* [Provided records]:
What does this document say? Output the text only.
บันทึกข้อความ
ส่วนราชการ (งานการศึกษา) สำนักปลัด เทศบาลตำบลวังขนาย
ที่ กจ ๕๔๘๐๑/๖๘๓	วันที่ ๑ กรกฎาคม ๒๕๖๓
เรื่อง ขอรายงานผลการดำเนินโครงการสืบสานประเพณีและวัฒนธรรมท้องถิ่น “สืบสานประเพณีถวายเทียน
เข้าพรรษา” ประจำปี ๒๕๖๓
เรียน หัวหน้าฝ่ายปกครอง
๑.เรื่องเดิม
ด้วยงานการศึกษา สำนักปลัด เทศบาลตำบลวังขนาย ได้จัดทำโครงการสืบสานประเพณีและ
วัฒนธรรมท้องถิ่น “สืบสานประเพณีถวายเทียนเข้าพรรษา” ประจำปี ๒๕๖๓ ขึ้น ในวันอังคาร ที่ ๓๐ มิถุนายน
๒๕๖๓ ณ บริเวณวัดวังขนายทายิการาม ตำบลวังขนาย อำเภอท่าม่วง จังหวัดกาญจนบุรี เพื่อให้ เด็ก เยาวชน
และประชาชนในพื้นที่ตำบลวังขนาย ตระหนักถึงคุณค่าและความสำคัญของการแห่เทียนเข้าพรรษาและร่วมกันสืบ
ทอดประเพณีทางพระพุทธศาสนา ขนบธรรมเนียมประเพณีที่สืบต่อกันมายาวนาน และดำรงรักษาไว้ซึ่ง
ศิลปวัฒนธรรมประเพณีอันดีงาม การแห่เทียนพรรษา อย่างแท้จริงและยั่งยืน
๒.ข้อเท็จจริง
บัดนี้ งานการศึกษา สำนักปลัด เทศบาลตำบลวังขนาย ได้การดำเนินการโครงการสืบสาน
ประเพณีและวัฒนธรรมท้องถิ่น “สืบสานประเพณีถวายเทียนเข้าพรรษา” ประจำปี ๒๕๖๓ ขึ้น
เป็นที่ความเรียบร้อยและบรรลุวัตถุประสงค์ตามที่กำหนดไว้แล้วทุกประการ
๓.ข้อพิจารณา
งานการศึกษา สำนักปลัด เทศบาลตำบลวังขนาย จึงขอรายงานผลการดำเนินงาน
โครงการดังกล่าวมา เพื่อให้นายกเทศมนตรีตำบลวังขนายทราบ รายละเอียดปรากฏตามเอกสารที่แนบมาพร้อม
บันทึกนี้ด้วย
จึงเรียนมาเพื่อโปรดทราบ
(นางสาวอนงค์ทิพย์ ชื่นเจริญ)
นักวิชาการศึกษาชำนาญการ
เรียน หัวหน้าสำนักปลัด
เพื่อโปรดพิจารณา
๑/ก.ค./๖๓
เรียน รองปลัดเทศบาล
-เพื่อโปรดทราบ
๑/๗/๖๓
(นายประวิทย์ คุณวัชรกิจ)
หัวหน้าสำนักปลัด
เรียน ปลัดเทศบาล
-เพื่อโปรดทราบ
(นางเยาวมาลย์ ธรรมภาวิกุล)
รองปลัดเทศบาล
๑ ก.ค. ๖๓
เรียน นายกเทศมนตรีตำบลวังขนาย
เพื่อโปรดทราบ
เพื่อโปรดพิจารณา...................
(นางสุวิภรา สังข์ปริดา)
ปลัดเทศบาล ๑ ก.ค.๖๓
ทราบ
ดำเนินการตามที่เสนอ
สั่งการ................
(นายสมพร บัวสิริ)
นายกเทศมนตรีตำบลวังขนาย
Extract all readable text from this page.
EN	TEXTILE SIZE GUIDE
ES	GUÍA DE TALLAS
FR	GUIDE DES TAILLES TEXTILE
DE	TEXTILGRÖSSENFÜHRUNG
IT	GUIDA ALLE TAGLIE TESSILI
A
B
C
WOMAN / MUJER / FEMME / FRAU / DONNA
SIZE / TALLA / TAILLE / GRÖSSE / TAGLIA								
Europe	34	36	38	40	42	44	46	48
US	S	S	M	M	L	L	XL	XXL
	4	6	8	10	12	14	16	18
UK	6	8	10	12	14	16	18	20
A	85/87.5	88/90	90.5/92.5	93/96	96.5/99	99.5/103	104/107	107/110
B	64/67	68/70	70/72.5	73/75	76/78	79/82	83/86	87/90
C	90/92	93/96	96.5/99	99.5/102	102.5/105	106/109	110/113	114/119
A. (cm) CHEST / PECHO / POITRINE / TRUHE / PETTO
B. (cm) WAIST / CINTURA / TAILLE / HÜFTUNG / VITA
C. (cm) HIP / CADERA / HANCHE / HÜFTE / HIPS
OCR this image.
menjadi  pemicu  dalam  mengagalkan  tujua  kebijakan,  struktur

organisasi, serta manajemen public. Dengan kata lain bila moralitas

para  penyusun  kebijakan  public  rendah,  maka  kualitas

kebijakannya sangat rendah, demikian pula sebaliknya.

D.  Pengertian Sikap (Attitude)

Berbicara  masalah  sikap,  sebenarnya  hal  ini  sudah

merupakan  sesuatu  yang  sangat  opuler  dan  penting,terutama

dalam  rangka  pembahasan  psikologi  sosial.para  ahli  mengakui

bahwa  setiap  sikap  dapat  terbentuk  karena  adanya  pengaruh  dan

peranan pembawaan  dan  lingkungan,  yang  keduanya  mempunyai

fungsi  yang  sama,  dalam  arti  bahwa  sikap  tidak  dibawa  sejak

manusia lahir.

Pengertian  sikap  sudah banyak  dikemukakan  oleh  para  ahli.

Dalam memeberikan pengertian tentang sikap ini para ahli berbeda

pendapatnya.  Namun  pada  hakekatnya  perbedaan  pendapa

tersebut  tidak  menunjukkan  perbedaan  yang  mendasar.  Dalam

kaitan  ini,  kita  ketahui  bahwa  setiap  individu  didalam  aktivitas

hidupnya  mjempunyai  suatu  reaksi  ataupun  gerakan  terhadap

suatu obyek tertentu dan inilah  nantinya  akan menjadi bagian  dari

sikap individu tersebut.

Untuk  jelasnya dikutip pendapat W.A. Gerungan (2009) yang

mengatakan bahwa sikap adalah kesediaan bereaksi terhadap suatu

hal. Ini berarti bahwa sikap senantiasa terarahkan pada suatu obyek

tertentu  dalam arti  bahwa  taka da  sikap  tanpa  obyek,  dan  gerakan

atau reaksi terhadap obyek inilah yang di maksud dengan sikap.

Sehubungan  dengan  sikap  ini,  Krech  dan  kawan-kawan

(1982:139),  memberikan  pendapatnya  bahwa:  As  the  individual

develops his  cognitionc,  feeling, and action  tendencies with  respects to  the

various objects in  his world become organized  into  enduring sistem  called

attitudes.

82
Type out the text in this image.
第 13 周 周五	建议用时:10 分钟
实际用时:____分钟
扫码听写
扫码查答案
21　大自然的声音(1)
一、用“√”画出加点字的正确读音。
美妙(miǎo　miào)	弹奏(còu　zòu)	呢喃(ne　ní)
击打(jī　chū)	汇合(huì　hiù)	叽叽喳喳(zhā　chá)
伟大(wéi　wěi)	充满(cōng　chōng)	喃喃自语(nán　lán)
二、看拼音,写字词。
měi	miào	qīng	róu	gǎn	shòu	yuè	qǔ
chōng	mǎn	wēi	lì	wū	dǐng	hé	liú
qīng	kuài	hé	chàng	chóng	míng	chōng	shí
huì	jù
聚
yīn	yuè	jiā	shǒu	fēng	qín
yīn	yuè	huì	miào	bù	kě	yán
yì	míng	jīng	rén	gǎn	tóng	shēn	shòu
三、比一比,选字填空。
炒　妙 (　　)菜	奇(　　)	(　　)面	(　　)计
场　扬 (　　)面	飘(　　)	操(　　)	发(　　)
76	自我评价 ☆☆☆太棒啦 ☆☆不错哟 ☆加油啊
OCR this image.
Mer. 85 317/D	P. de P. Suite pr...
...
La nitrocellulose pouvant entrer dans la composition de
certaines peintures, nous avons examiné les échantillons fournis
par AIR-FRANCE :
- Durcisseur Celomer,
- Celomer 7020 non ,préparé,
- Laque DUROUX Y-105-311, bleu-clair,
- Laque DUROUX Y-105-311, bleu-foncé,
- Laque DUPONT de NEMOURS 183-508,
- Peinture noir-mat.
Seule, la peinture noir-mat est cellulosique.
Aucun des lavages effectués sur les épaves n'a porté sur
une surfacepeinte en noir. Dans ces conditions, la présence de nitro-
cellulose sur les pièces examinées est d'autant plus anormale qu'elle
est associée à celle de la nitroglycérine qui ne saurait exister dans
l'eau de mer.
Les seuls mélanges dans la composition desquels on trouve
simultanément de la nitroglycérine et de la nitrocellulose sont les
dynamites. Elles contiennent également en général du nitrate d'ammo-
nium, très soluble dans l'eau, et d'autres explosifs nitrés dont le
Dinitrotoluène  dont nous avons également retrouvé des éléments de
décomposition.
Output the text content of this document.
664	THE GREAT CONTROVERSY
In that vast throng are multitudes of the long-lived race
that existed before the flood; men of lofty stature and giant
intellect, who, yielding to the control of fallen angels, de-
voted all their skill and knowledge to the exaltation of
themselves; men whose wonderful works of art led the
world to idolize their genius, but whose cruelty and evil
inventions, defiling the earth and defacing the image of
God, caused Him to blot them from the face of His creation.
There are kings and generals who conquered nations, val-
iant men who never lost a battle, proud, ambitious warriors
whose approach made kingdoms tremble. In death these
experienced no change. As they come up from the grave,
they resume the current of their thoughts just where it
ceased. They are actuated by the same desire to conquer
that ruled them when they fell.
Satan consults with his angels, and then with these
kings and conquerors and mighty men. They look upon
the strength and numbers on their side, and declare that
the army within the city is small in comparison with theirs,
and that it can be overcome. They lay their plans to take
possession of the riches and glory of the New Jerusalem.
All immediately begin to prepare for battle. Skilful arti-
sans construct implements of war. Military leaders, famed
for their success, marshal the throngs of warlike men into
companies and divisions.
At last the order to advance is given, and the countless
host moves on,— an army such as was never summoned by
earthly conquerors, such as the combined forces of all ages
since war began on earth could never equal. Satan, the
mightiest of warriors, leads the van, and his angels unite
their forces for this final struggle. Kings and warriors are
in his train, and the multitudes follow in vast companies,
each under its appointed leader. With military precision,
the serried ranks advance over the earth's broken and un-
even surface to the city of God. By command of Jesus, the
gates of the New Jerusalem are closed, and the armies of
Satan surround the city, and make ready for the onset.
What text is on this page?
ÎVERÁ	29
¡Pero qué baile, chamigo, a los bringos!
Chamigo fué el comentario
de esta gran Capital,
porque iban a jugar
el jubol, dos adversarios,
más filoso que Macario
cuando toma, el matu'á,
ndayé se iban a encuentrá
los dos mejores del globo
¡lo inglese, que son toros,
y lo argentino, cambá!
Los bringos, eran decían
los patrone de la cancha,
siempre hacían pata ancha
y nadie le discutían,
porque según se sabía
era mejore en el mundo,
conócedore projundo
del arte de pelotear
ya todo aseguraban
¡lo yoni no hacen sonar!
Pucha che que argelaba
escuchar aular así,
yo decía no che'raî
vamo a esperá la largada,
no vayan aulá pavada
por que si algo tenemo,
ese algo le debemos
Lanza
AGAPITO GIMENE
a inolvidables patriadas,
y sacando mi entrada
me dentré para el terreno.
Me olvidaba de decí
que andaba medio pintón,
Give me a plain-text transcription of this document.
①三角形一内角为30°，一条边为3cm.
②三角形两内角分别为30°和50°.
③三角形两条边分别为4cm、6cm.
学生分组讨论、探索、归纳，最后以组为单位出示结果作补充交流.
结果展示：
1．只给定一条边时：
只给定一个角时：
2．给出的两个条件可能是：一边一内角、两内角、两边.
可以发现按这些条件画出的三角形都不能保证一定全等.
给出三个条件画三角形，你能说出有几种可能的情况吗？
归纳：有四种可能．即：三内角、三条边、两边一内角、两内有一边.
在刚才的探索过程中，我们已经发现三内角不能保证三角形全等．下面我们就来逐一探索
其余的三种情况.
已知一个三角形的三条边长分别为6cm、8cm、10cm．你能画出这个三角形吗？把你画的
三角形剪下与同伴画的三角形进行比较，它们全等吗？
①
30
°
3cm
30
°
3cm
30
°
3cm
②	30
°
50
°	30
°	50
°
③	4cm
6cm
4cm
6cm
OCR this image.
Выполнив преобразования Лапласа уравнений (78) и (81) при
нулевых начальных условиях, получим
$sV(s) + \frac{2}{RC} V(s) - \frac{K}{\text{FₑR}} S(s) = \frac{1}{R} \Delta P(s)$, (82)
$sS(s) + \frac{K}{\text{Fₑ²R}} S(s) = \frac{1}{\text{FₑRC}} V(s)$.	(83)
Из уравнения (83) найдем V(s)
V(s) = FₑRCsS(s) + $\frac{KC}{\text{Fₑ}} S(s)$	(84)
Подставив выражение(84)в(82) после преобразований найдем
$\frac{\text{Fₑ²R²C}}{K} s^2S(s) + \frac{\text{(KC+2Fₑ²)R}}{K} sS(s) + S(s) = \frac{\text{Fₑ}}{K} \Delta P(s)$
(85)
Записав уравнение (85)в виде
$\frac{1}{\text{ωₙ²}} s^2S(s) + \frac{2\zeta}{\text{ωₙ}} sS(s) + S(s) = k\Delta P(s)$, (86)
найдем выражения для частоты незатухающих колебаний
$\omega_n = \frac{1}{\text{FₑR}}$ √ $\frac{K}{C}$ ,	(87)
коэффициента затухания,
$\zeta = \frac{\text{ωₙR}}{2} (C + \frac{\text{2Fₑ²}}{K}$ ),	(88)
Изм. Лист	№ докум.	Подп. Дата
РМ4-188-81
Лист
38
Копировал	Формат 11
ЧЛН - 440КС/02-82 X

* [What you should do]:
Using the records above, list each line that includes "perbedaan".

* [Full output]:
pendapatnya.  Namun  pada  hakekatnya  perbedaan  pendapa
tersebut  tidak  menunjukkan  perbedaan  yang  mendasar.  Dalam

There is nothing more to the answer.